• [Problem]: Below are entries; tally how many lines hold the string "включая" and answer with only that figure.

• [Extracted material]:

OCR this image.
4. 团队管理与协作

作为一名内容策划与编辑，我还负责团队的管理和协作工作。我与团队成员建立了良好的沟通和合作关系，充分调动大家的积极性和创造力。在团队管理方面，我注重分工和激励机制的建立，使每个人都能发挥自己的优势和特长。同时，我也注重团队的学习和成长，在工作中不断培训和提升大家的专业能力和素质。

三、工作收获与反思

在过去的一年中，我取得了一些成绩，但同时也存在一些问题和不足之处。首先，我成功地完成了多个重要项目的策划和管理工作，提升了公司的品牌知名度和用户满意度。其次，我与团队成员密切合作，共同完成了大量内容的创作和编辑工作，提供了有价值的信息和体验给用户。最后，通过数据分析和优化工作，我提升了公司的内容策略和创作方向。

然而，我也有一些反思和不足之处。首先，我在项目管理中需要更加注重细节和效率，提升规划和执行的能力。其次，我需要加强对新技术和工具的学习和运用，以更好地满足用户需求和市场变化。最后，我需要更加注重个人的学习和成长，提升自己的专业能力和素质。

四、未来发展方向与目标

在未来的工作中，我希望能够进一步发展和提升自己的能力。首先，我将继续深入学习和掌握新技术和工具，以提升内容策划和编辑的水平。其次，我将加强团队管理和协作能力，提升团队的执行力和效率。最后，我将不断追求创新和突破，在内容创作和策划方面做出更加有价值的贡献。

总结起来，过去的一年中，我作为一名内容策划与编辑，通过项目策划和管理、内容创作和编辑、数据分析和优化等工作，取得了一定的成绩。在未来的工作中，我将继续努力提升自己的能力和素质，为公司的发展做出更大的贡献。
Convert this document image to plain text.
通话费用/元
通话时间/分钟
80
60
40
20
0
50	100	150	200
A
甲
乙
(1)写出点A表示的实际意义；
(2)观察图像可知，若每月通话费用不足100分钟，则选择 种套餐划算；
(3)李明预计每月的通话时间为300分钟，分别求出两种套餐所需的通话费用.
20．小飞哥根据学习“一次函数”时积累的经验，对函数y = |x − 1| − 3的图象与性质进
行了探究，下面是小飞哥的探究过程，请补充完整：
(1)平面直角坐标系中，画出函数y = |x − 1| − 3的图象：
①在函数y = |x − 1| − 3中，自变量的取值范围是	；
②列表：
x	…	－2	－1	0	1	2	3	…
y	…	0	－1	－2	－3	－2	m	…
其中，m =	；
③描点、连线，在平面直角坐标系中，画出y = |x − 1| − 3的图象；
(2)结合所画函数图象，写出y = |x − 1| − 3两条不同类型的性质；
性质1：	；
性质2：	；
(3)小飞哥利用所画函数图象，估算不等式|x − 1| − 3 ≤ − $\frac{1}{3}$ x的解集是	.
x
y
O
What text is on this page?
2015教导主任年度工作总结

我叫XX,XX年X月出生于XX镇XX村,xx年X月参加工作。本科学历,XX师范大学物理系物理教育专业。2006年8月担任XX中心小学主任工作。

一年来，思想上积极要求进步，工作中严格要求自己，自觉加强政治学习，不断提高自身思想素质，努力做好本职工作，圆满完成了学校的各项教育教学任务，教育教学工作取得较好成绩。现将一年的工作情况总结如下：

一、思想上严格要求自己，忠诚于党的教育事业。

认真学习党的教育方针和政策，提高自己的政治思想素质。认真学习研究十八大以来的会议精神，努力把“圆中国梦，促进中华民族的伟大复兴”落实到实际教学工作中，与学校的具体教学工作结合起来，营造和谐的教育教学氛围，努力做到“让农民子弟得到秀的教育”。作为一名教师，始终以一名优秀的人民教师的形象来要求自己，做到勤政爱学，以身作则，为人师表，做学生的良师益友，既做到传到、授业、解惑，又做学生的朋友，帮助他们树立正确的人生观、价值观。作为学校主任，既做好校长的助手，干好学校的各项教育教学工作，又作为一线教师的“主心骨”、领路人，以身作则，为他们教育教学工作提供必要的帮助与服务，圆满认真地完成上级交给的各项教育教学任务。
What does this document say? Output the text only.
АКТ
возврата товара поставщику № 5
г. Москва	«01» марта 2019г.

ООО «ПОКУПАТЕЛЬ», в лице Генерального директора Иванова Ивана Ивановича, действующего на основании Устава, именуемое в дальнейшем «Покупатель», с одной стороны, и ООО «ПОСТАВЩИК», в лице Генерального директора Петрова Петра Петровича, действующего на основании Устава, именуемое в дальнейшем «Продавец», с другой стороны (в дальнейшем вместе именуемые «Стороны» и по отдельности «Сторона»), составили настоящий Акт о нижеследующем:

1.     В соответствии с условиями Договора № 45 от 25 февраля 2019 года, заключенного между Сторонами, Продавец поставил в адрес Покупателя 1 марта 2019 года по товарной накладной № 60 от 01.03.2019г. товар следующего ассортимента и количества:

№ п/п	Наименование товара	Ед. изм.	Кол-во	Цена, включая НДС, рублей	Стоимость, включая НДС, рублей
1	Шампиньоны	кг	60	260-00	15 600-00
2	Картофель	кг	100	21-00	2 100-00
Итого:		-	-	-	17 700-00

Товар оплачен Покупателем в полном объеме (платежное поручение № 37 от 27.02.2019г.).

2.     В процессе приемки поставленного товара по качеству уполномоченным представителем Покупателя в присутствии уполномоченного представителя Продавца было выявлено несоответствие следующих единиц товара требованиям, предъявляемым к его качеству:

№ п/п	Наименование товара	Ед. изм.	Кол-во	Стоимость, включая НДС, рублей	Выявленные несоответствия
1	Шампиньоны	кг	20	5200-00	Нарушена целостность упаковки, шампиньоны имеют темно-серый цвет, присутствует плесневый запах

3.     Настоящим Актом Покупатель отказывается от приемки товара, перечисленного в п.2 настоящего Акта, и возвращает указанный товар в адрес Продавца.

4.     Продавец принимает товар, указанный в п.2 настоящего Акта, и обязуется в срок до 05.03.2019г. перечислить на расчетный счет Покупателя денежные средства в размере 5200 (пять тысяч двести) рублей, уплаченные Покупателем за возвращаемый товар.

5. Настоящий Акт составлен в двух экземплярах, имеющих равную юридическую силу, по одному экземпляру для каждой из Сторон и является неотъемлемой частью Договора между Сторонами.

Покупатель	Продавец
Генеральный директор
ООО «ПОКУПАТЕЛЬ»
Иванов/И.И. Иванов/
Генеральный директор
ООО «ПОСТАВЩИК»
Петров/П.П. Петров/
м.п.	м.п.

• [Correct response]: 2